## Supplied material
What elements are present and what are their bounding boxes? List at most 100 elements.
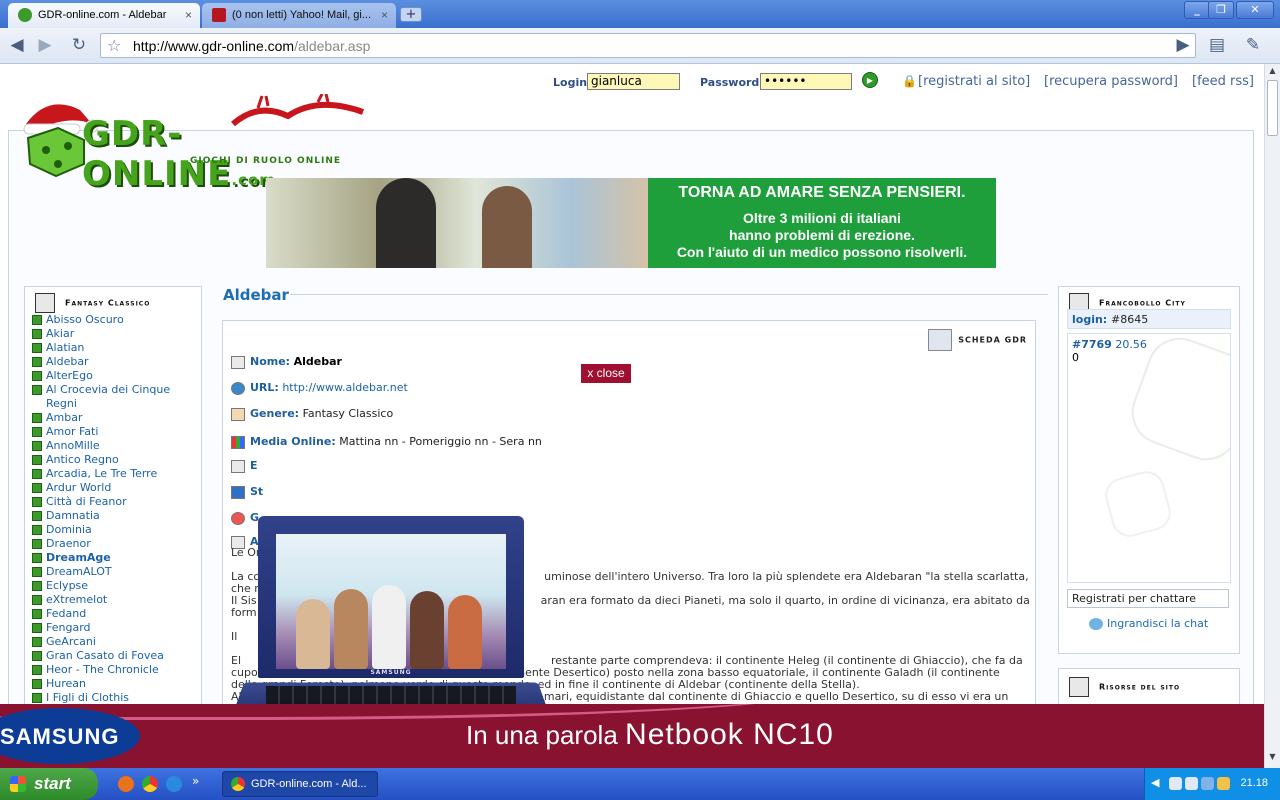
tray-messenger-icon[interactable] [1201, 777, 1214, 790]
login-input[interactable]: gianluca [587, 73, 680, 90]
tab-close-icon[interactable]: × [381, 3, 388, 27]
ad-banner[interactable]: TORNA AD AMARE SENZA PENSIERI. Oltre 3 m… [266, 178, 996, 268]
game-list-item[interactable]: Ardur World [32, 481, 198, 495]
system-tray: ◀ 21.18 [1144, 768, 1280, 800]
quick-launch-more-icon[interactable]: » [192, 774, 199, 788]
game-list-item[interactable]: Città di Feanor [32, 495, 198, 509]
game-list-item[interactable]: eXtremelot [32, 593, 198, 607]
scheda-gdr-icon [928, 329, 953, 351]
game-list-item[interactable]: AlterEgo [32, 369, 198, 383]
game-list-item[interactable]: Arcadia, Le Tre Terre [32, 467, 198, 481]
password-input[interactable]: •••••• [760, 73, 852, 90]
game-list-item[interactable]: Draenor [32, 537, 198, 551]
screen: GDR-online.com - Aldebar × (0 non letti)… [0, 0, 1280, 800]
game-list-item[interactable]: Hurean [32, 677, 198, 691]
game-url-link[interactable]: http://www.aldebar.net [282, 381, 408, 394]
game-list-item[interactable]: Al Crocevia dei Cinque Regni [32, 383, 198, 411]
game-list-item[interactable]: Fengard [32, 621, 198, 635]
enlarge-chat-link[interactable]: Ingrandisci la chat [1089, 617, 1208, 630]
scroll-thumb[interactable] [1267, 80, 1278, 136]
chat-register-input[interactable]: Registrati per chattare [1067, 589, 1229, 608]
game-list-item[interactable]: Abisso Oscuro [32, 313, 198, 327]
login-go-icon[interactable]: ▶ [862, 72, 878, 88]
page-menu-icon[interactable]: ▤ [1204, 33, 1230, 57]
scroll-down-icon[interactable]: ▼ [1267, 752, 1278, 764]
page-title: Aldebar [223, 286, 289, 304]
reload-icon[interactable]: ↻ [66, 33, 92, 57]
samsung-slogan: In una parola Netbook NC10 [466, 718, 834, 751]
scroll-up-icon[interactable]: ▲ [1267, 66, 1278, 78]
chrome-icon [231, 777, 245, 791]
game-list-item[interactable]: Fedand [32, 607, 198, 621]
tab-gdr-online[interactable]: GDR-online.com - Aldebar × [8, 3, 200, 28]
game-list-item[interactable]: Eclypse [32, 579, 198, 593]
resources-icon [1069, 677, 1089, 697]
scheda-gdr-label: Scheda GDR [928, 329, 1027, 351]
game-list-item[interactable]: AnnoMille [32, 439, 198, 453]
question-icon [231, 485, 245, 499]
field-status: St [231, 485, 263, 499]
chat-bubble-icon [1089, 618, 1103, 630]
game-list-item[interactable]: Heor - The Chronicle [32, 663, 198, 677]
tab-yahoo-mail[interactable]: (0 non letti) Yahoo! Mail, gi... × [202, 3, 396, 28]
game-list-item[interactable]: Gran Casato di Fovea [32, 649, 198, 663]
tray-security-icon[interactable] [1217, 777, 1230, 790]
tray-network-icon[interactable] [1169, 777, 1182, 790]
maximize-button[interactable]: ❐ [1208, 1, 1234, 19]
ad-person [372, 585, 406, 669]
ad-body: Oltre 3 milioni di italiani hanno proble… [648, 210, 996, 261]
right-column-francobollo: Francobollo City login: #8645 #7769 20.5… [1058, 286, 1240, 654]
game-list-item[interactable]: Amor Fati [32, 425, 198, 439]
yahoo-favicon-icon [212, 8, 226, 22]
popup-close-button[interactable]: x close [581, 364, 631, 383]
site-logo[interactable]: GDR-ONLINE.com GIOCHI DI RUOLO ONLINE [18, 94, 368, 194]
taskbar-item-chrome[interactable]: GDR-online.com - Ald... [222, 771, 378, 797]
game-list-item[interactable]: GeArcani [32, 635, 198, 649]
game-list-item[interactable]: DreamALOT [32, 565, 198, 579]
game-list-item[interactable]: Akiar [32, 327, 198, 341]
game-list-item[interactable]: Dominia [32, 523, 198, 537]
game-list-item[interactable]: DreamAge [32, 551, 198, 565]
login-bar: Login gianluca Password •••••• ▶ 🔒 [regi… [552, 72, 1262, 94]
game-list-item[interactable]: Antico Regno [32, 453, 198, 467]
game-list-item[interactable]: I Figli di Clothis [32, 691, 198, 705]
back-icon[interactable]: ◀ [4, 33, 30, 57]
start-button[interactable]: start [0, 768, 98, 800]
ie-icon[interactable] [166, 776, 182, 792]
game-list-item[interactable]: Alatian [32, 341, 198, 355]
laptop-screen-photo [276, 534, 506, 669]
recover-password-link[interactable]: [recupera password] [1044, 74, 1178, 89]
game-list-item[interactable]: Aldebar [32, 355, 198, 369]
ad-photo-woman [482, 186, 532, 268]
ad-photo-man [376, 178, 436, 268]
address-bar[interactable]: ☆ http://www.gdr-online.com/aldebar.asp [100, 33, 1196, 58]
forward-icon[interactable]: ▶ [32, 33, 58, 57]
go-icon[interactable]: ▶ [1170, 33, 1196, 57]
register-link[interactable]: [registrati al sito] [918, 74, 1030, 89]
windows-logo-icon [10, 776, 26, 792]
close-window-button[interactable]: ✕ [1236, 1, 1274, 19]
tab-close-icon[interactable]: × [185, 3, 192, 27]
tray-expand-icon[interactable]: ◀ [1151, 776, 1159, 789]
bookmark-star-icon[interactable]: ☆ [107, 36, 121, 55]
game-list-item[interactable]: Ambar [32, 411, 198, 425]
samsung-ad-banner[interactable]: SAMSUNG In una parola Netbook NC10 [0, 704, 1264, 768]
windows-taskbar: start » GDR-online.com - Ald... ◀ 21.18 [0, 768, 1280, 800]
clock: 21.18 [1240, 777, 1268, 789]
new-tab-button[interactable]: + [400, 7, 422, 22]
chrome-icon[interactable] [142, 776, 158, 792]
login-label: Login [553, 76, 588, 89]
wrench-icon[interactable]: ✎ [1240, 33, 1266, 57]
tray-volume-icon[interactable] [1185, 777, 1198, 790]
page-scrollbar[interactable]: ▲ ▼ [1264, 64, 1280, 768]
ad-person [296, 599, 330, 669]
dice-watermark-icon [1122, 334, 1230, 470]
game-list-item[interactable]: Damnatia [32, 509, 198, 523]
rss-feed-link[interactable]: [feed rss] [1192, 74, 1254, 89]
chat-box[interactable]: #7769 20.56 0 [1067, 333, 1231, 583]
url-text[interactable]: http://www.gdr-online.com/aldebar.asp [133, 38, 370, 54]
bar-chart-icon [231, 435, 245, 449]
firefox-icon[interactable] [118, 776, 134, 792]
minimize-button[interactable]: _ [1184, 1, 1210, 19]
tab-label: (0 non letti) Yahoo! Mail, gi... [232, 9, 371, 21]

---

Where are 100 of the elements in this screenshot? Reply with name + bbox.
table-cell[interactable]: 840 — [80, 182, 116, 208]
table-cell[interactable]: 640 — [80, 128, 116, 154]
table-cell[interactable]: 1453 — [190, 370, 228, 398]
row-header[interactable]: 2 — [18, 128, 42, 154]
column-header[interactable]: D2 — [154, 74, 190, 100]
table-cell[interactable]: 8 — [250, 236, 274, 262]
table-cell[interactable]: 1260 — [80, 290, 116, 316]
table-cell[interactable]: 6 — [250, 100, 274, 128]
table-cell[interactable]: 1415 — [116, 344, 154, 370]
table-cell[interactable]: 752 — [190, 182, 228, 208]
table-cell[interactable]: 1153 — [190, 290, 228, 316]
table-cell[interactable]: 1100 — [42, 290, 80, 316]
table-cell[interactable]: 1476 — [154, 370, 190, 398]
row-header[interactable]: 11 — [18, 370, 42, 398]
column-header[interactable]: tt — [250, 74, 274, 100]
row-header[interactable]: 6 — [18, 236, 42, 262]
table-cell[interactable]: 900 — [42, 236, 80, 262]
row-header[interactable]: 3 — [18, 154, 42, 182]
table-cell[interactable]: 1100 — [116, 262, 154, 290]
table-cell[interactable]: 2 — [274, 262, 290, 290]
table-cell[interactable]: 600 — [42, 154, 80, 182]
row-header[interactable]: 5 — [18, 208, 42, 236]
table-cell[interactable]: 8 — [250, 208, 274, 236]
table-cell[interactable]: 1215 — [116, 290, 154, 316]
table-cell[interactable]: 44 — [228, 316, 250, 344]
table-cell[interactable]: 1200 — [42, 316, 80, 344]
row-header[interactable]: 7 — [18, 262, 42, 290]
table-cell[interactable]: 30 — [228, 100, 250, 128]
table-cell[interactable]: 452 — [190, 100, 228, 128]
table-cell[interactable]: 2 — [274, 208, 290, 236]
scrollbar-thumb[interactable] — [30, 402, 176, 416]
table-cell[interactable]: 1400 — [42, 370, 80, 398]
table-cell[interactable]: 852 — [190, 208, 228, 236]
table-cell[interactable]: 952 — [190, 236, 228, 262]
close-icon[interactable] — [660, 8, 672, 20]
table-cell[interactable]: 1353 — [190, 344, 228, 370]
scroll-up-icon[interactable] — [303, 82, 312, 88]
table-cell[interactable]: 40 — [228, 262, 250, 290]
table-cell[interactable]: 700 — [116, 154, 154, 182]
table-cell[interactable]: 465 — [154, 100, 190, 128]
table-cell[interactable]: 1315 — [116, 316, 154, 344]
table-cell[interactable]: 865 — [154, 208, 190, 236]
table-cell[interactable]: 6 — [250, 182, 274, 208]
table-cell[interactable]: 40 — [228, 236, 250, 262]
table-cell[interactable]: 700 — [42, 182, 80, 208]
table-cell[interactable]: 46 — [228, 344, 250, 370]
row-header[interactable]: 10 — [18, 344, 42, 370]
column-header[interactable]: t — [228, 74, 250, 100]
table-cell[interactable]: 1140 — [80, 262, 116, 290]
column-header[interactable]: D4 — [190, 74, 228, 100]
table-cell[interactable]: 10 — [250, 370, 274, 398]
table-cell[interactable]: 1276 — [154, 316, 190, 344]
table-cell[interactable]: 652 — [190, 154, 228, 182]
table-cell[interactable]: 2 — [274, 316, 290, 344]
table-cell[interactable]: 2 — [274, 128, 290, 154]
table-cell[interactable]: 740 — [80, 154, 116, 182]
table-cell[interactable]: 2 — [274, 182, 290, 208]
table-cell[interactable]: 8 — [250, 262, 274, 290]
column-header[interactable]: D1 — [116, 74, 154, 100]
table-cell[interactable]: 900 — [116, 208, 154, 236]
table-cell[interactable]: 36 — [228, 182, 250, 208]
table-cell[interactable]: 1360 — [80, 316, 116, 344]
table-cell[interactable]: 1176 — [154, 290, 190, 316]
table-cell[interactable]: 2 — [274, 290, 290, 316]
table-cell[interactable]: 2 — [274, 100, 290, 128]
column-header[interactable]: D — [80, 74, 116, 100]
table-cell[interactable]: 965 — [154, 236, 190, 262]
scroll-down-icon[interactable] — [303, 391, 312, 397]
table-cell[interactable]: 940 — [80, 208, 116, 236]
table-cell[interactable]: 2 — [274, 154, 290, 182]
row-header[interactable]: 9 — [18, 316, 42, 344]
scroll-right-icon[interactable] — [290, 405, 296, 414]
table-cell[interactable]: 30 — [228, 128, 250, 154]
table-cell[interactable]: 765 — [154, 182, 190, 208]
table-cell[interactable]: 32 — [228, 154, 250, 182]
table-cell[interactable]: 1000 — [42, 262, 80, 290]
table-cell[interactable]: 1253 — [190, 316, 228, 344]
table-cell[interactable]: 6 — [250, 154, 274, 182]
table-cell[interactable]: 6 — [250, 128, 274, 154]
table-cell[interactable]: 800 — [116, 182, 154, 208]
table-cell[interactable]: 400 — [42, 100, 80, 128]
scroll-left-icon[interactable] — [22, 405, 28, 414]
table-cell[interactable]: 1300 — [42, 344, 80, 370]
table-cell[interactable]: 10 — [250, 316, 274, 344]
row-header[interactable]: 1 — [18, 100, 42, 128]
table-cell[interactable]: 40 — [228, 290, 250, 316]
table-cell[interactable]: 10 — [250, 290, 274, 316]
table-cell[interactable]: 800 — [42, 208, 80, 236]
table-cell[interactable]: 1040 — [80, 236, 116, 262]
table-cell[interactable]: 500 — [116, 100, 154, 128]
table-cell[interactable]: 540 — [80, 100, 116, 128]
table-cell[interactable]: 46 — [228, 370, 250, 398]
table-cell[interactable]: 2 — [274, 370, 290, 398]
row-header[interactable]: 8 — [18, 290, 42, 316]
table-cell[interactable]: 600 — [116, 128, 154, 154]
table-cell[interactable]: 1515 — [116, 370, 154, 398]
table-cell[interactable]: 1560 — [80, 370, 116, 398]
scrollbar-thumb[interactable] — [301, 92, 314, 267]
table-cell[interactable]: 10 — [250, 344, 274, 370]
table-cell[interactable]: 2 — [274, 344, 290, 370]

## Instruction
List every line in the records above that contains the string "input".

## Problem solution
login-input[interactable]: gianluca [587, 73, 680, 90]
password-input[interactable]: •••••• [760, 73, 852, 90]
chat-register-input[interactable]: Registrati per chattare [1067, 589, 1229, 608]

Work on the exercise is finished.